DIRECTIVE: Swap "interactable" for "clickable" in the stretch from the start of the entries through the line containing "4, 120, 23]", and write out only those lines with everything else left unchanged.

EXTRACTED MATERIAL start

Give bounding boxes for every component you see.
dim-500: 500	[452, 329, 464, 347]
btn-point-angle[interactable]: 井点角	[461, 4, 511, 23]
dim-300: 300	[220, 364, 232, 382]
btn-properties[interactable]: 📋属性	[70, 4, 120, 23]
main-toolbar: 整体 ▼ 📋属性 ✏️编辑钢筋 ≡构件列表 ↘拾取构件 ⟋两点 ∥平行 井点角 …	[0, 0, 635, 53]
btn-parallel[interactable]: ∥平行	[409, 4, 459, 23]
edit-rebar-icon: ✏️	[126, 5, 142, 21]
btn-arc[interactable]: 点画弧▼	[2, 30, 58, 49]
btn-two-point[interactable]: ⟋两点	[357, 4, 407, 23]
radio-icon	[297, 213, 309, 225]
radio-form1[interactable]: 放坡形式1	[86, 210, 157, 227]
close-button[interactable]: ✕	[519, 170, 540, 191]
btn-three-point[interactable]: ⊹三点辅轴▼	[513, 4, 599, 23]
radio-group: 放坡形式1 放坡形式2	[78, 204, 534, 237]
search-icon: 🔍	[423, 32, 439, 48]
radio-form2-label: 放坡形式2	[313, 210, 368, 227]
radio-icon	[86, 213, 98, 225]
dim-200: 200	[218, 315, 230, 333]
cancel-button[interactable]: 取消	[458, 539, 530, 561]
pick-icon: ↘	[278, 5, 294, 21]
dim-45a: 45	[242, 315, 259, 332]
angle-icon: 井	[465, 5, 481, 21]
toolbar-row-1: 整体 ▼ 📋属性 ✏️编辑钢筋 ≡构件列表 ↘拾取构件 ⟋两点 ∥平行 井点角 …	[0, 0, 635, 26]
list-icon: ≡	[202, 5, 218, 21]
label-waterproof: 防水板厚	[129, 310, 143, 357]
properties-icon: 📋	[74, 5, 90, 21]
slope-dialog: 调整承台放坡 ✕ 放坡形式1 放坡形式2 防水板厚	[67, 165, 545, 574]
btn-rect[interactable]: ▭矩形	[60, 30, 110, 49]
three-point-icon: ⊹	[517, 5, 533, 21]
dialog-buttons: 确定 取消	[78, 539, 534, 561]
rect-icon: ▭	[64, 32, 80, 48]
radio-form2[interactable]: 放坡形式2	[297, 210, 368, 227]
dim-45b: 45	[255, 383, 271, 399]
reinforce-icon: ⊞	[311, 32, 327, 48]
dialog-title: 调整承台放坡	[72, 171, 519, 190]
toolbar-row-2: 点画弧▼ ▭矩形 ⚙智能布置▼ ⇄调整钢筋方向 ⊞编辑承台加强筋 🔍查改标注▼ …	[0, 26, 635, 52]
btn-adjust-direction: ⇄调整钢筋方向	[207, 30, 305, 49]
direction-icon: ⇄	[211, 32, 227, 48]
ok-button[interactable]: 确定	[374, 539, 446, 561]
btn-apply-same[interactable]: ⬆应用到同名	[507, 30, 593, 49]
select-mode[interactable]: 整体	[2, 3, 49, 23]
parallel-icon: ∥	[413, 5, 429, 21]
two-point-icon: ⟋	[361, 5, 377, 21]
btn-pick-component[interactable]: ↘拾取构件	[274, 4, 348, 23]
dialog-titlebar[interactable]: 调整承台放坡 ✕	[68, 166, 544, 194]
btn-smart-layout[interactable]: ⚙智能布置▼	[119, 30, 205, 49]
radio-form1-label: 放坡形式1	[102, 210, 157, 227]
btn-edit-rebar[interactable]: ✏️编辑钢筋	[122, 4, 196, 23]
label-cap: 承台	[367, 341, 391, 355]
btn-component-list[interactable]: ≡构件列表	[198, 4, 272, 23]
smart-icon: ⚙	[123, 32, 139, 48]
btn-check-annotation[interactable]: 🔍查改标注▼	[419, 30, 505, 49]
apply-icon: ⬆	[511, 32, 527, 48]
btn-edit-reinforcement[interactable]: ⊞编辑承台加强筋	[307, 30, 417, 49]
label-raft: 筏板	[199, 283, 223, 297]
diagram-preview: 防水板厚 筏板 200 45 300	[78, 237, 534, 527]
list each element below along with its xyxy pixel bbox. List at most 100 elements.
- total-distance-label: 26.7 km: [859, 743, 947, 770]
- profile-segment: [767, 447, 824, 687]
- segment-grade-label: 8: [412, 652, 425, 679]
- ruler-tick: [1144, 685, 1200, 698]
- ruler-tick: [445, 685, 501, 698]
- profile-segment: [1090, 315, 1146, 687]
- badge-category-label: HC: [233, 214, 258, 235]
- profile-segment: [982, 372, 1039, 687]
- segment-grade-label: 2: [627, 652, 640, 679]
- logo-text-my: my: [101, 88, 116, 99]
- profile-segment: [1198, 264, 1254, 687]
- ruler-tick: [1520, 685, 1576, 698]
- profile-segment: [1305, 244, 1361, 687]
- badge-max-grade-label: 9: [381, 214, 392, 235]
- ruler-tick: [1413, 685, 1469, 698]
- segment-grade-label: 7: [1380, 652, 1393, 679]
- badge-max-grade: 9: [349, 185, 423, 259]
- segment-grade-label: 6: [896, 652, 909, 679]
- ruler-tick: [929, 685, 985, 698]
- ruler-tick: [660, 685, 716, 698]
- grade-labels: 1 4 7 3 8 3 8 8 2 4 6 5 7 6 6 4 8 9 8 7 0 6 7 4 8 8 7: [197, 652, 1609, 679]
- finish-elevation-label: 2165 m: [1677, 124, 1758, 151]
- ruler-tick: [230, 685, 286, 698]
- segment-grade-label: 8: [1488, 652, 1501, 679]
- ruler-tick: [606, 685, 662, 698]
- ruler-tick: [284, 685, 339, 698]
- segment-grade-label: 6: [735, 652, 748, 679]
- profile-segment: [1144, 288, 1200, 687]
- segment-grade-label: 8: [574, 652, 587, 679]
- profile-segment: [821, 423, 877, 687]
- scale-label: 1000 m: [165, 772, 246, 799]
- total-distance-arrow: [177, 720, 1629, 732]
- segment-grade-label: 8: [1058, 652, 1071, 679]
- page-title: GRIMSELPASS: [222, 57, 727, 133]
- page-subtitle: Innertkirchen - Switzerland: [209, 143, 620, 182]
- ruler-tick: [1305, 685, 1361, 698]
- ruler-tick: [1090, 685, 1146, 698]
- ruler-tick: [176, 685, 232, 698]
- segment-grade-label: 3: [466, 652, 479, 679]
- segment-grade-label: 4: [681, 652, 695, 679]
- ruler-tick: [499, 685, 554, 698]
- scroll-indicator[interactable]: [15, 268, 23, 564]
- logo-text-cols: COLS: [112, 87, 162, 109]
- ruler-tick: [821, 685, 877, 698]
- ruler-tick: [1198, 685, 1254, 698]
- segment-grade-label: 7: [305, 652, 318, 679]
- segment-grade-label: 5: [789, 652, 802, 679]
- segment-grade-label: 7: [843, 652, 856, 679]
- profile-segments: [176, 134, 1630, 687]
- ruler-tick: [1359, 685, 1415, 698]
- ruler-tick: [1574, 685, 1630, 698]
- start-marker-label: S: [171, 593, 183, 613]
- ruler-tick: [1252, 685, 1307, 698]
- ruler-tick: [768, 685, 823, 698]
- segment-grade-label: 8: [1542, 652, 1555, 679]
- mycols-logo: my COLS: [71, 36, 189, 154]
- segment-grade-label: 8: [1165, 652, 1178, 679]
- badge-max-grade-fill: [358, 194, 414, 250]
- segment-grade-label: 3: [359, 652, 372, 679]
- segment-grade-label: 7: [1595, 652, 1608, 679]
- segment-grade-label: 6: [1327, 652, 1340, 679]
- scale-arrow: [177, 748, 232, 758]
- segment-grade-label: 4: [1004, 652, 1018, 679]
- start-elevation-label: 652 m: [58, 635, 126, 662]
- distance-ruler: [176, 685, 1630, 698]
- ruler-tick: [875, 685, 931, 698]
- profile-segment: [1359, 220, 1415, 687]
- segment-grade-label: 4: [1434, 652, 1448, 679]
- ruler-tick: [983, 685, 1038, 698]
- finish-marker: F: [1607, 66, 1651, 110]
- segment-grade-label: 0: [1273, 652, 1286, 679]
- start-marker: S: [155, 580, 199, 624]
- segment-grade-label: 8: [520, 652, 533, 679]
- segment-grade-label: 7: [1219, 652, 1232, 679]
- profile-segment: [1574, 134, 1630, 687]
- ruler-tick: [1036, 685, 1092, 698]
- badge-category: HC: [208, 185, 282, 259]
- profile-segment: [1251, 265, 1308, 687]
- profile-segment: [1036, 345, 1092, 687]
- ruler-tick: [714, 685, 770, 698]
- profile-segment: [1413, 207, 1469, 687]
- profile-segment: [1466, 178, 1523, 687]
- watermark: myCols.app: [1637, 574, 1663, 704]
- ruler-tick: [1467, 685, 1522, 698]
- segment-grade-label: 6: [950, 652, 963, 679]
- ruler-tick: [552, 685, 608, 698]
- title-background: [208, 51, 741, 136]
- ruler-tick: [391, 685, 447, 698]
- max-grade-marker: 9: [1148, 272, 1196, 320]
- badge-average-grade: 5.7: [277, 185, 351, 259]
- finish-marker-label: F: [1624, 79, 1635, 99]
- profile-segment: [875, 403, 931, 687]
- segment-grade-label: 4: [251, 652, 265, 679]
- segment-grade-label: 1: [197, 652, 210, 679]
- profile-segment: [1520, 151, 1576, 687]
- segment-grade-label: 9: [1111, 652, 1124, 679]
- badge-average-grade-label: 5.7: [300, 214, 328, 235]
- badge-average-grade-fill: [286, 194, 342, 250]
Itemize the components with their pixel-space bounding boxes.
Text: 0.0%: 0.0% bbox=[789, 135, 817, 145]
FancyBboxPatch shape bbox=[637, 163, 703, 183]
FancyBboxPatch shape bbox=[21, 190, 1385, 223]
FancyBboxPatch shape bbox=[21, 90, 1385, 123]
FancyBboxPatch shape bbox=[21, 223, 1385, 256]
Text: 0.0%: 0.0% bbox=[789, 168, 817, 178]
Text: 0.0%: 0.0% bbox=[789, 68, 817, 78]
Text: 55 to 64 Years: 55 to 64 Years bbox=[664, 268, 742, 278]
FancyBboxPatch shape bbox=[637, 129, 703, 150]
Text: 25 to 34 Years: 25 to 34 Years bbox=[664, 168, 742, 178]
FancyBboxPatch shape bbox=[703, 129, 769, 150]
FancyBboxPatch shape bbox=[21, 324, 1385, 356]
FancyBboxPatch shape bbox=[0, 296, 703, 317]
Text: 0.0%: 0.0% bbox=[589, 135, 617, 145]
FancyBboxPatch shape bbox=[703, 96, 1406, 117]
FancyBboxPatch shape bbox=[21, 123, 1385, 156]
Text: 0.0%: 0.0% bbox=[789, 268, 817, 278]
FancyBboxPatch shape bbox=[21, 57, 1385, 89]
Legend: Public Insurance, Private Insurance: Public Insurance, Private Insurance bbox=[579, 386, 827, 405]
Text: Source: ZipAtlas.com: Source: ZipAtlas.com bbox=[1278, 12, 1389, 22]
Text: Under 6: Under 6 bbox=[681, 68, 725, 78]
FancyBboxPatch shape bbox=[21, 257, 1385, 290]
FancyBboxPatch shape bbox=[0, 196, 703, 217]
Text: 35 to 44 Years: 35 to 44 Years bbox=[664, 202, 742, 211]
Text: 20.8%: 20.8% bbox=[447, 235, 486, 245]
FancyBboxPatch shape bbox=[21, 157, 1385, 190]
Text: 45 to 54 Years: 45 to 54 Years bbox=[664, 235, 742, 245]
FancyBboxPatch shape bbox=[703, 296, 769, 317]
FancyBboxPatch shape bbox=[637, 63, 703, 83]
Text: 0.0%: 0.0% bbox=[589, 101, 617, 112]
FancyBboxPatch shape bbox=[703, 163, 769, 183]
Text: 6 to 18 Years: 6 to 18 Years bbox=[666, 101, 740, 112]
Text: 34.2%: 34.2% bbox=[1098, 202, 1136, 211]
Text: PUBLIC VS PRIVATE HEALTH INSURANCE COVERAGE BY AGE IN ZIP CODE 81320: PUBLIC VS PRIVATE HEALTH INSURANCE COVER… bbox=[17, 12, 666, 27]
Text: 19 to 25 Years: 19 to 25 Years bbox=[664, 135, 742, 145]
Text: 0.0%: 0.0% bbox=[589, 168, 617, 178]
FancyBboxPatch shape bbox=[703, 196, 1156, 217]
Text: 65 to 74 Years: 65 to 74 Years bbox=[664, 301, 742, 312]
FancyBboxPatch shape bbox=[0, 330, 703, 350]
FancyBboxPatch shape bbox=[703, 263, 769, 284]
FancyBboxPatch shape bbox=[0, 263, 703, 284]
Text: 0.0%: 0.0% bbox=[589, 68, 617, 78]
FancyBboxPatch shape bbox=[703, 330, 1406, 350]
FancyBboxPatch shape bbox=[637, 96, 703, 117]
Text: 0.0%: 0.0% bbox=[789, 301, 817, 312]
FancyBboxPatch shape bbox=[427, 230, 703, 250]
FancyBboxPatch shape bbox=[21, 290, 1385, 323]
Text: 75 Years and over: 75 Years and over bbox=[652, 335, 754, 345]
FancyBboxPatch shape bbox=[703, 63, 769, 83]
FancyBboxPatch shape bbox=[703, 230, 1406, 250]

EXTRACTED MATERIAL end

REPLY TO THE TASK:
Give bounding boxes for every component you see.
dim-500: 500	[452, 329, 464, 347]
btn-point-angle[clickable]: 井点角	[461, 4, 511, 23]
dim-300: 300	[220, 364, 232, 382]
btn-properties[clickable]: 📋属性	[70, 4, 120, 23]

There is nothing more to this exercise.